--- Begin ---

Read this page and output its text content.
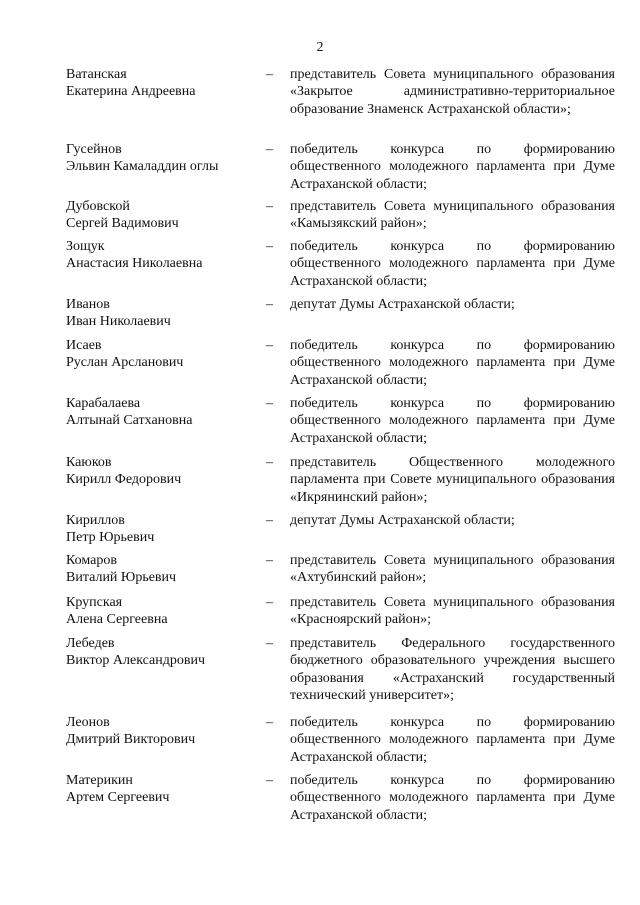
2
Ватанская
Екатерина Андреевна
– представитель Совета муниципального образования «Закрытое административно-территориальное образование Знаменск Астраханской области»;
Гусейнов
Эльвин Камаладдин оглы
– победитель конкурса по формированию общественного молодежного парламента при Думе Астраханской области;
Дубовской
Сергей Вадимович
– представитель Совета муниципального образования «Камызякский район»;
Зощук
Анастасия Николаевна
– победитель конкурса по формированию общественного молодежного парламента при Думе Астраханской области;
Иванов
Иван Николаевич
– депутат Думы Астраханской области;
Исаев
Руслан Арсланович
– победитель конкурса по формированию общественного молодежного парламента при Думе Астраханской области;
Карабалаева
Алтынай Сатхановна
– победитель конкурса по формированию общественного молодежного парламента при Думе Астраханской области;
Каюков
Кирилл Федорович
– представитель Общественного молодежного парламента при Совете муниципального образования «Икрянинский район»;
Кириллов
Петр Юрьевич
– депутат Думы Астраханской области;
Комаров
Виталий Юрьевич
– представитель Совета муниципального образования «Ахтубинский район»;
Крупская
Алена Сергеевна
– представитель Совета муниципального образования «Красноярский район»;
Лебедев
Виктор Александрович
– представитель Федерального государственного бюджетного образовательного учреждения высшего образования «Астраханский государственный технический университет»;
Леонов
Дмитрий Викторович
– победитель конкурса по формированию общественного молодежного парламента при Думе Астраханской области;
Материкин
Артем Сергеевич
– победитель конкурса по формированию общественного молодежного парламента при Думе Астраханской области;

--- End ---

▸ TASK PROMPT:
Take the records above and transcribe them exactly, dropping every picture.

▸ ANSWER FOR THIS EXERCISE:
Read this page and output its text content.
2
Ватанская
Екатерина Андреевна
– представитель Совета муниципального образования «Закрытое административно-территориальное образование Знаменск Астраханской области»;
Гусейнов
Эльвин Камаладдин оглы
– победитель конкурса по формированию общественного молодежного парламента при Думе Астраханской области;
Дубовской
Сергей Вадимович
– представитель Совета муниципального образования «Камызякский район»;
Зощук
Анастасия Николаевна
– победитель конкурса по формированию общественного молодежного парламента при Думе Астраханской области;
Иванов
Иван Николаевич
– депутат Думы Астраханской области;
Исаев
Руслан Арсланович
– победитель конкурса по формированию общественного молодежного парламента при Думе Астраханской области;
Карабалаева
Алтынай Сатхановна
– победитель конкурса по формированию общественного молодежного парламента при Думе Астраханской области;
Каюков
Кирилл Федорович
– представитель Общественного молодежного парламента при Совете муниципального образования «Икрянинский район»;
Кириллов
Петр Юрьевич
– депутат Думы Астраханской области;
Комаров
Виталий Юрьевич
– представитель Совета муниципального образования «Ахтубинский район»;
Крупская
Алена Сергеевна
– представитель Совета муниципального образования «Красноярский район»;
Лебедев
Виктор Александрович
– представитель Федерального государственного бюджетного образовательного учреждения высшего образования «Астраханский государственный технический университет»;
Леонов
Дмитрий Викторович
– победитель конкурса по формированию общественного молодежного парламента при Думе Астраханской области;
Материкин
Артем Сергеевич
– победитель конкурса по формированию общественного молодежного парламента при Думе Астраханской области;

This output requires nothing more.